Text for analysis:
I recently wrote about the wonderful Seafood Chowder that we made from a Coop’s Place receipe using Whole Foods market ingredients. While I can’t share that recipe, I can share my own. It is the kind that doesn’t take much time, and it is really good for a quick, hearty dinner after a long day at work.
Of course you can substitute fresh ingredients for all the canned and frozen stuff, which I do on the weekends, when I have time to shop at my local seafood and farmers markets.
My Seafood Chowder
1 tablespoon olive oil
1/2 medium onion, chopped
2 stalks celery, chopped
2 cans diced potatoes – do not drain
1 can corn – do not drain (optional – I don’t use corn, but some of my friends do)
2 8-ounce bottles clam juice (or vegetable broth)
2 bay leaves
salt & pepper to taste
2 cans clams, do not drain
1 can lump or claw crab meat, do not drain
1/2 pound large frozen shrimp, thawed & tails removed
1/2 pound frozen tilapia fillets, thawed, cut into 1-inch strips
1 can whole oysters, undrained (optional)
1 cup fat-free half & half
Saute the onion and celery in olive oil until they are translucent – when they look a little shiny. Add in potatoes and corn, if desired. As the veggies heat up, add in the clam juice, bay leaf, salt & pepper. Bring to a boil, then reduce heat and let simmer about 10 minutes.
Add in each of the remaining ingredients in the order listed; bringing chowder to a boil each time before adding the next ingredient. Once you add the half & half, reduce heat again and let simmer another five minutes before serving.
Serve with a salad of fresh greens and crusty sourdough bread.

Problems and tasks:
1. In the seafood chowder recipe, what can replace the two bottles of clam juice?
2. Transcribe everything in the seafood chowder recipe from "1 cup fat-free" down to "about 10 minutes.".

Supplied information:

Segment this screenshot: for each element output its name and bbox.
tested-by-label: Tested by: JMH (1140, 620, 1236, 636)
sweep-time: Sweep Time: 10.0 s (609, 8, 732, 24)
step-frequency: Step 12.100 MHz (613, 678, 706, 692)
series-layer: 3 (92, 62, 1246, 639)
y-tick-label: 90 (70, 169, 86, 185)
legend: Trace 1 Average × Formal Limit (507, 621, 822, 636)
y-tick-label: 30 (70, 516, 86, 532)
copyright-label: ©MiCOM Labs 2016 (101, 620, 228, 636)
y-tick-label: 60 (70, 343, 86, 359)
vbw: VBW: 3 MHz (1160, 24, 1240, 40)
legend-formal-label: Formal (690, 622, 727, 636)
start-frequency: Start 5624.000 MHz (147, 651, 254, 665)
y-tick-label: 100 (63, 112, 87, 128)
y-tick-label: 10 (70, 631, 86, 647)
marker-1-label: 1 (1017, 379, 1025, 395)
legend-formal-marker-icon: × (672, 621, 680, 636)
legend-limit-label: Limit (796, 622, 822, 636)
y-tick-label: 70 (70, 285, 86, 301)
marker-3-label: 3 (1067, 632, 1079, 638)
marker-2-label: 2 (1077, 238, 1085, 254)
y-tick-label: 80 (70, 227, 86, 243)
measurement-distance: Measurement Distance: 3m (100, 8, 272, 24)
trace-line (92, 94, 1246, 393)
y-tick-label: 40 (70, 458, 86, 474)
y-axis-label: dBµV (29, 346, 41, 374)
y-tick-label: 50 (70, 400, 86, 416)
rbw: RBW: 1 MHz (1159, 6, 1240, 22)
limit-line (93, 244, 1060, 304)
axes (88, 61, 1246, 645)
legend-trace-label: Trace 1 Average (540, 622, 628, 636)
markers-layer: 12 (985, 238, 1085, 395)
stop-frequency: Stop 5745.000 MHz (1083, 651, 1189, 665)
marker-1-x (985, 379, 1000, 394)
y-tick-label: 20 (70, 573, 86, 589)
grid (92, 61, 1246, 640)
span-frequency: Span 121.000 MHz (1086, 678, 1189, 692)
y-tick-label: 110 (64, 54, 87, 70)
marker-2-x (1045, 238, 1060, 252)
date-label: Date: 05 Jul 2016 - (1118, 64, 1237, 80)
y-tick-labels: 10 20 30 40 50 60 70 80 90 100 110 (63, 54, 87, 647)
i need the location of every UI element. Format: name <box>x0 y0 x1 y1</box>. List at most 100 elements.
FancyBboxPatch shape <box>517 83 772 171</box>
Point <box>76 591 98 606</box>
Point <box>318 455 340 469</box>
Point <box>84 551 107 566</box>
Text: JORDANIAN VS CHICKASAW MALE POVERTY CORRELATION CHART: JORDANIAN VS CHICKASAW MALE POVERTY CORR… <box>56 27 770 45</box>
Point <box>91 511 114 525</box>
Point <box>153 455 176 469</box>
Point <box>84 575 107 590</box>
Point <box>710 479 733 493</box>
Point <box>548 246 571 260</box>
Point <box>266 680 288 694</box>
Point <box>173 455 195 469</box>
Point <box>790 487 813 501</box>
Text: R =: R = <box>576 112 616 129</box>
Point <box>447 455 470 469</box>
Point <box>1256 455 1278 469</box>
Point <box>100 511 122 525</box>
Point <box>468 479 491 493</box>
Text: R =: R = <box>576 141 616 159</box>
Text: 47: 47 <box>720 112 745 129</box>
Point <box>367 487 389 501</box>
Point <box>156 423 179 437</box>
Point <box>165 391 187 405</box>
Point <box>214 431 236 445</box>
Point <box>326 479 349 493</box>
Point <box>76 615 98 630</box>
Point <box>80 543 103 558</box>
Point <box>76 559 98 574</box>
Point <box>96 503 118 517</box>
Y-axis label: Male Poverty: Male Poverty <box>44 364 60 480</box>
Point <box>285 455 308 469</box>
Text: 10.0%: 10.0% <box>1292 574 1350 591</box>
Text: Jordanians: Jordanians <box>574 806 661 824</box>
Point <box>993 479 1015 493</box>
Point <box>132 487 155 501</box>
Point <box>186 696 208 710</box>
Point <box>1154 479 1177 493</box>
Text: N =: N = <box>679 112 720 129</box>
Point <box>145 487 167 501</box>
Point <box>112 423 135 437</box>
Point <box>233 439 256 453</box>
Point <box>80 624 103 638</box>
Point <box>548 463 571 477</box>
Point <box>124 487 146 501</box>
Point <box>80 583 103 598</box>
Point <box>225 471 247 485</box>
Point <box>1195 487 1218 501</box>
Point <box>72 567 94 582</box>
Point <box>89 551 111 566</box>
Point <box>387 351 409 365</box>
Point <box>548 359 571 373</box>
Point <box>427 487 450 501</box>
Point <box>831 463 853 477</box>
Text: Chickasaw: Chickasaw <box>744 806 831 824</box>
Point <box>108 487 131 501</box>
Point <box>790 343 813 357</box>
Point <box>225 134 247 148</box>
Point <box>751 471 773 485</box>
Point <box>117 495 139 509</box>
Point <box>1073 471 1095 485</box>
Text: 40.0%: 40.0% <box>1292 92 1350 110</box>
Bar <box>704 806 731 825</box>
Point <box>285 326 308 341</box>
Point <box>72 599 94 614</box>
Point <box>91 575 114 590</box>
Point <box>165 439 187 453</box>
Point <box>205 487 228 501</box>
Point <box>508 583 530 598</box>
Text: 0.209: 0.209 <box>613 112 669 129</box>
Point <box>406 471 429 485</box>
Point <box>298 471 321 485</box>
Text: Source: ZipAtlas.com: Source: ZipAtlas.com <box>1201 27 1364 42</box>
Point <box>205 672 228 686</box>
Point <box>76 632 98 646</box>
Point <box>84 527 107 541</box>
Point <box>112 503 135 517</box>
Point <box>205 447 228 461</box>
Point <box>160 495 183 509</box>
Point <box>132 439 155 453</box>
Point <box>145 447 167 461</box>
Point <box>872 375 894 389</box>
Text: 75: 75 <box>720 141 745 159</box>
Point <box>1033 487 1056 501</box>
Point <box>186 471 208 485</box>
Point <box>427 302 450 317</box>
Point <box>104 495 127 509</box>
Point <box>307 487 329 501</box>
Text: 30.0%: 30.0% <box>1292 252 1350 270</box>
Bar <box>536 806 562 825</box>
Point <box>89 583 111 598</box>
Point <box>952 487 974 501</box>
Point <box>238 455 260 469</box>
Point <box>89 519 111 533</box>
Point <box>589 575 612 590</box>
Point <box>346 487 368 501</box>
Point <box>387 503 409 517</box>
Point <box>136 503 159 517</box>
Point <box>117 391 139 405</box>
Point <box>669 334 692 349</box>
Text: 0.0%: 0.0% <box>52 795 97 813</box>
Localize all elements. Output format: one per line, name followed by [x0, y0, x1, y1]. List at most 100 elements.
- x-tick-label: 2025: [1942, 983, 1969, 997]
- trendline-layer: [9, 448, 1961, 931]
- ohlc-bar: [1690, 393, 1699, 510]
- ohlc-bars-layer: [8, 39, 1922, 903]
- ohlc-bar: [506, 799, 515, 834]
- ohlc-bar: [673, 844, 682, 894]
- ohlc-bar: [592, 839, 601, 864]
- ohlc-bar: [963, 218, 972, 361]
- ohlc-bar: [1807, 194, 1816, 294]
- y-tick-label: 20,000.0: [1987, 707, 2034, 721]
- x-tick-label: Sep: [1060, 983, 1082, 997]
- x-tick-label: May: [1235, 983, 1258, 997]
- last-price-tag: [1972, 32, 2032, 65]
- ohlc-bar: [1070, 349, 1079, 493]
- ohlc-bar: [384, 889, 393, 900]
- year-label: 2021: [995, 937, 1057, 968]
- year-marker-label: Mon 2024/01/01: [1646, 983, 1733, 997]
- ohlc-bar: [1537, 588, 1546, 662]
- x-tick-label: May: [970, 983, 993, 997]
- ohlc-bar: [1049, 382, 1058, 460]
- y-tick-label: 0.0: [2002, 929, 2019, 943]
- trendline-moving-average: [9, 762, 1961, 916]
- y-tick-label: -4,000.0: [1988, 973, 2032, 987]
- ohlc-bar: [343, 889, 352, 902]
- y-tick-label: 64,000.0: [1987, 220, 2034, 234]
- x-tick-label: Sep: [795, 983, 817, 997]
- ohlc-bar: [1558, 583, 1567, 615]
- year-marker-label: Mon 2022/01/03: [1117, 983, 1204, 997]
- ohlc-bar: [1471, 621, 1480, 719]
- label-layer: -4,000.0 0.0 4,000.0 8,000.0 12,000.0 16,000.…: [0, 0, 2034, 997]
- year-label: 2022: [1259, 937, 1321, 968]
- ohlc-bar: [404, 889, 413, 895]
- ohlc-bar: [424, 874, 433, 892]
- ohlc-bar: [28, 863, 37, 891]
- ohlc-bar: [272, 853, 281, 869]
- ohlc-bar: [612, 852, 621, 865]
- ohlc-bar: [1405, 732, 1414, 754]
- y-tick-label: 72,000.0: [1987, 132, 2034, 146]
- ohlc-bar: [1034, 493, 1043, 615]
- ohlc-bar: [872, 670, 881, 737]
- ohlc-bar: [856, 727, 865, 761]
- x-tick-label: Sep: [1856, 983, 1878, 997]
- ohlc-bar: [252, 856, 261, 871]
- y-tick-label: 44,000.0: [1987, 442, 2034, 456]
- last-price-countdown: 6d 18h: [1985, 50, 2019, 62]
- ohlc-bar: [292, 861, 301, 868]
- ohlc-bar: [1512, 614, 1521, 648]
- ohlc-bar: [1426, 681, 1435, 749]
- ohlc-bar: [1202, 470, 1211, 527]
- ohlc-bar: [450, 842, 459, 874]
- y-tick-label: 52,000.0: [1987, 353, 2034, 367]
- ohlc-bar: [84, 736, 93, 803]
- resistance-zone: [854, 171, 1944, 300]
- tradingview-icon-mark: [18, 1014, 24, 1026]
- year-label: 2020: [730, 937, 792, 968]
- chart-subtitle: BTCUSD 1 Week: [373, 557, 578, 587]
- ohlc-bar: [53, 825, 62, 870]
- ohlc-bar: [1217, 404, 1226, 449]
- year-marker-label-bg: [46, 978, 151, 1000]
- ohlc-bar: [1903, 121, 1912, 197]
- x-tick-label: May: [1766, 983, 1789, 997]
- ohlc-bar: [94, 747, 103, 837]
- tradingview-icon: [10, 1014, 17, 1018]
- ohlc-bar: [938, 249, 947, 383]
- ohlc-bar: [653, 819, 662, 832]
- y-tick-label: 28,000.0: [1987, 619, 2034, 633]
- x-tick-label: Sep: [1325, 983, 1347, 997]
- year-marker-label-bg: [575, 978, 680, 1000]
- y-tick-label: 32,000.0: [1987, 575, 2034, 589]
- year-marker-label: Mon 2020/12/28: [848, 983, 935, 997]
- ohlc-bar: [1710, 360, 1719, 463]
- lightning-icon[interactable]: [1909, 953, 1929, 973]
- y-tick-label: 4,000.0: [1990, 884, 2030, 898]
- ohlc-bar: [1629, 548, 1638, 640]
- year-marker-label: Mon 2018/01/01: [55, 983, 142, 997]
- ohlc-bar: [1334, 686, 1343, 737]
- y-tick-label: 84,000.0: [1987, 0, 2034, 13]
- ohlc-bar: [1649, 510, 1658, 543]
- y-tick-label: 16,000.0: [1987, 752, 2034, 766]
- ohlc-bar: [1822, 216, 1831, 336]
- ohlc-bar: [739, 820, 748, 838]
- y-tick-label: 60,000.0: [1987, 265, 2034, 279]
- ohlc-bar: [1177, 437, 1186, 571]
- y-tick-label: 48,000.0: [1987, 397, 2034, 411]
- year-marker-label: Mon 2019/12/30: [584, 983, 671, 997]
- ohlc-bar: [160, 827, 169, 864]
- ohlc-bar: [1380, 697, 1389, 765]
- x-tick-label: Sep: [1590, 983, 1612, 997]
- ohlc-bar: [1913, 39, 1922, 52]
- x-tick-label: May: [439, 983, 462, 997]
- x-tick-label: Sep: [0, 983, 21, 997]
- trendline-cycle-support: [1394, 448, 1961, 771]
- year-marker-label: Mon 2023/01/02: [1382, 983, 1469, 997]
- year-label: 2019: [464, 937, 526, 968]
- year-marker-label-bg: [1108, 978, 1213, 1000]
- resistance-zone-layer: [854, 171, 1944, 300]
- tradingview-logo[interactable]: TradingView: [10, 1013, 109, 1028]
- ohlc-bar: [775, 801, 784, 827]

Answers below:
1. Vegetable broth.

2.
1 cup fat-free half & half
Saute the onion and celery in olive oil until they are translucent – when they look a little shiny. Add in potatoes and corn, if desired. As the veggies heat up, add in the clam juice, bay leaf, salt & pepper. Bring to a boil, then reduce heat and let simmer about 10 minutes.